_Exercise task_: Determine how many lines in the data below contain "resistance" and write only that number.
### Records ###
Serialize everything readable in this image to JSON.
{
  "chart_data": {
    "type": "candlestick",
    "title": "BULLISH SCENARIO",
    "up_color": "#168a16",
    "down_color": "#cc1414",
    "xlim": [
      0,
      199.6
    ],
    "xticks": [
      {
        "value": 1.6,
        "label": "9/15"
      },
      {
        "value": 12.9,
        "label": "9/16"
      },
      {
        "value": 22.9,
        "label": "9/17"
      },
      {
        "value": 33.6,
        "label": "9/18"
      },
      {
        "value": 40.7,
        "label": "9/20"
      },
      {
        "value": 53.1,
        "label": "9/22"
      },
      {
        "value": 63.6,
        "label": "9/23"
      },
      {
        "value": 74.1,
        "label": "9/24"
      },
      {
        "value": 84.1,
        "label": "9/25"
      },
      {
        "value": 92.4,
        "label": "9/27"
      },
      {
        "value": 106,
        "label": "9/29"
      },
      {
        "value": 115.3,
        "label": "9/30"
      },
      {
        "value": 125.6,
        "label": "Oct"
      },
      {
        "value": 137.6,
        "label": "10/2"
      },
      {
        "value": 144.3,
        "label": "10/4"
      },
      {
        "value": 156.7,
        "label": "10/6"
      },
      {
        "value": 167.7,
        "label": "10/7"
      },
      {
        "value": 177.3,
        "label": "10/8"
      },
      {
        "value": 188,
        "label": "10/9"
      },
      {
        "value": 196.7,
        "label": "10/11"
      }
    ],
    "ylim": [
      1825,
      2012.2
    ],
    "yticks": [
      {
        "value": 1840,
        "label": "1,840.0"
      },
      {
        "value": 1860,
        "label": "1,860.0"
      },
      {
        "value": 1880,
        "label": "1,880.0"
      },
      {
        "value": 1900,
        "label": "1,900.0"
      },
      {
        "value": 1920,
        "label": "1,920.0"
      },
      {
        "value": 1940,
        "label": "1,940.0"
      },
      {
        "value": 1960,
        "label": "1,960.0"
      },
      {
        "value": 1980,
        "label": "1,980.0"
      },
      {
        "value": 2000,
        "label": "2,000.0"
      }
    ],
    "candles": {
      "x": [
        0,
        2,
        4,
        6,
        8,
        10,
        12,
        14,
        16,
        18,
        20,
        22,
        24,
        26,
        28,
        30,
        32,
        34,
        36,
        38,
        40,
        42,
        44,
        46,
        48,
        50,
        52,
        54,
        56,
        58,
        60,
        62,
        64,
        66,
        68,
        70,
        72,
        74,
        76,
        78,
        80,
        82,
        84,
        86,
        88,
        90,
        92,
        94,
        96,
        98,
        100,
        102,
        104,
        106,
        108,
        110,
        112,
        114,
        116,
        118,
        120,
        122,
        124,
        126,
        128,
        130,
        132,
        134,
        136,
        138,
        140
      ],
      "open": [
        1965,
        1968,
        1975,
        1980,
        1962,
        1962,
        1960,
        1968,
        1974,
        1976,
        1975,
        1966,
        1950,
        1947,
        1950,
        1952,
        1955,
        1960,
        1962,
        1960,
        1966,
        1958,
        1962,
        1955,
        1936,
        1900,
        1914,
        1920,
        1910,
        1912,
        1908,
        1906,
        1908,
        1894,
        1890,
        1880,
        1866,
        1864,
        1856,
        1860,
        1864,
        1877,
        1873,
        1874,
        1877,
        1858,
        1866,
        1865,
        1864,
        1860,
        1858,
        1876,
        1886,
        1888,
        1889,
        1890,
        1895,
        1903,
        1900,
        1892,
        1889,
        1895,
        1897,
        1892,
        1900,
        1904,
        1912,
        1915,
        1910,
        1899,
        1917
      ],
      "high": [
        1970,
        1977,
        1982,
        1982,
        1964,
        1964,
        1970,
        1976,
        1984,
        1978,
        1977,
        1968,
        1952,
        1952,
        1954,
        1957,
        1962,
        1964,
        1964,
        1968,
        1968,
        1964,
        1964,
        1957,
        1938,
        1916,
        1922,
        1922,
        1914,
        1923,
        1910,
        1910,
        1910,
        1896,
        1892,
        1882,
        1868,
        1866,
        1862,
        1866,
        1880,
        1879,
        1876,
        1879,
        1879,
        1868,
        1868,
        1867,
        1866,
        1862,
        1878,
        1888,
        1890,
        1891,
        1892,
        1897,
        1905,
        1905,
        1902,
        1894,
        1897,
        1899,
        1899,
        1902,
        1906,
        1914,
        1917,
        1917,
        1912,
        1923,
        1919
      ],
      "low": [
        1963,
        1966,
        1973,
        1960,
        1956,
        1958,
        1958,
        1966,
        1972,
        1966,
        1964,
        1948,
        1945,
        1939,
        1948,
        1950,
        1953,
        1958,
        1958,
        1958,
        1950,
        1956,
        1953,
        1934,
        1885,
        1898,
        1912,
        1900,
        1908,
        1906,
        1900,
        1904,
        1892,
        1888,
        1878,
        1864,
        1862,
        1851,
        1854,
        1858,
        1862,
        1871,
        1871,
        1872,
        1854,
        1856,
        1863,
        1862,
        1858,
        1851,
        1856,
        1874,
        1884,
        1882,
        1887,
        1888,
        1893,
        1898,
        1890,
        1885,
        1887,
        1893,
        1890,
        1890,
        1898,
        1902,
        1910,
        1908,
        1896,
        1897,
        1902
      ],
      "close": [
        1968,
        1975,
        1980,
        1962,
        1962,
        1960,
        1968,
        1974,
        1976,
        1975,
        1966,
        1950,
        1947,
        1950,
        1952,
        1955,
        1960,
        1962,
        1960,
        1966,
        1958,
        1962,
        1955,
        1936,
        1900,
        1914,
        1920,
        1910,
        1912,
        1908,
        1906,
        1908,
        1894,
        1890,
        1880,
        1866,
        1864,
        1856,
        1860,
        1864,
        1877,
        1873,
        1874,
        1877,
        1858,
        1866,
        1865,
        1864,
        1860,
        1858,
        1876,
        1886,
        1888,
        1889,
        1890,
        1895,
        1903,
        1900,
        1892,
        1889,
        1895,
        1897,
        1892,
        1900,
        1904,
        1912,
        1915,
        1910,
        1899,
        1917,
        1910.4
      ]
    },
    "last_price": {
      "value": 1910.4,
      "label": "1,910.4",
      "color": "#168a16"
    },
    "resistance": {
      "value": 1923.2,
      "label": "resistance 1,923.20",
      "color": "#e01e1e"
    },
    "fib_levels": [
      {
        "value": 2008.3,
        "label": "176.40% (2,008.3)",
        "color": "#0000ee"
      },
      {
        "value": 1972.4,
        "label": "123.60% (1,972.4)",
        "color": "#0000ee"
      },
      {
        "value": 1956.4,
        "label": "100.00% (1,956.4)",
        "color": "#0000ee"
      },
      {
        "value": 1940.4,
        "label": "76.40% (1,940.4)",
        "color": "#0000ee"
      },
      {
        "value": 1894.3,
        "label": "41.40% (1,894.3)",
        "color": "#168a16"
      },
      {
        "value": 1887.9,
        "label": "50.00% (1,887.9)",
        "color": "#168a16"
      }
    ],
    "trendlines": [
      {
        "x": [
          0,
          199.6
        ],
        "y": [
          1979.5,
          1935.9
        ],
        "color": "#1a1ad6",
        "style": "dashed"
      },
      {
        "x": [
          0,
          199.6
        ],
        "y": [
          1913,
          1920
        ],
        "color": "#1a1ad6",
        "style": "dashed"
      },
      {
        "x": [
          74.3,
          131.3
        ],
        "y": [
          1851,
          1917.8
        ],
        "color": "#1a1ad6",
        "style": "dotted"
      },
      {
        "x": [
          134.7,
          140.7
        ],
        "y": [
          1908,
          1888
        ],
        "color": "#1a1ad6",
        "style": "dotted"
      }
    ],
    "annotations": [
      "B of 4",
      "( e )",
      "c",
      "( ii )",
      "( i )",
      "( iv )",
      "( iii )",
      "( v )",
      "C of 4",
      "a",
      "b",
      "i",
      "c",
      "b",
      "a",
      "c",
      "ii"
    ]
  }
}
###
_The response_: 2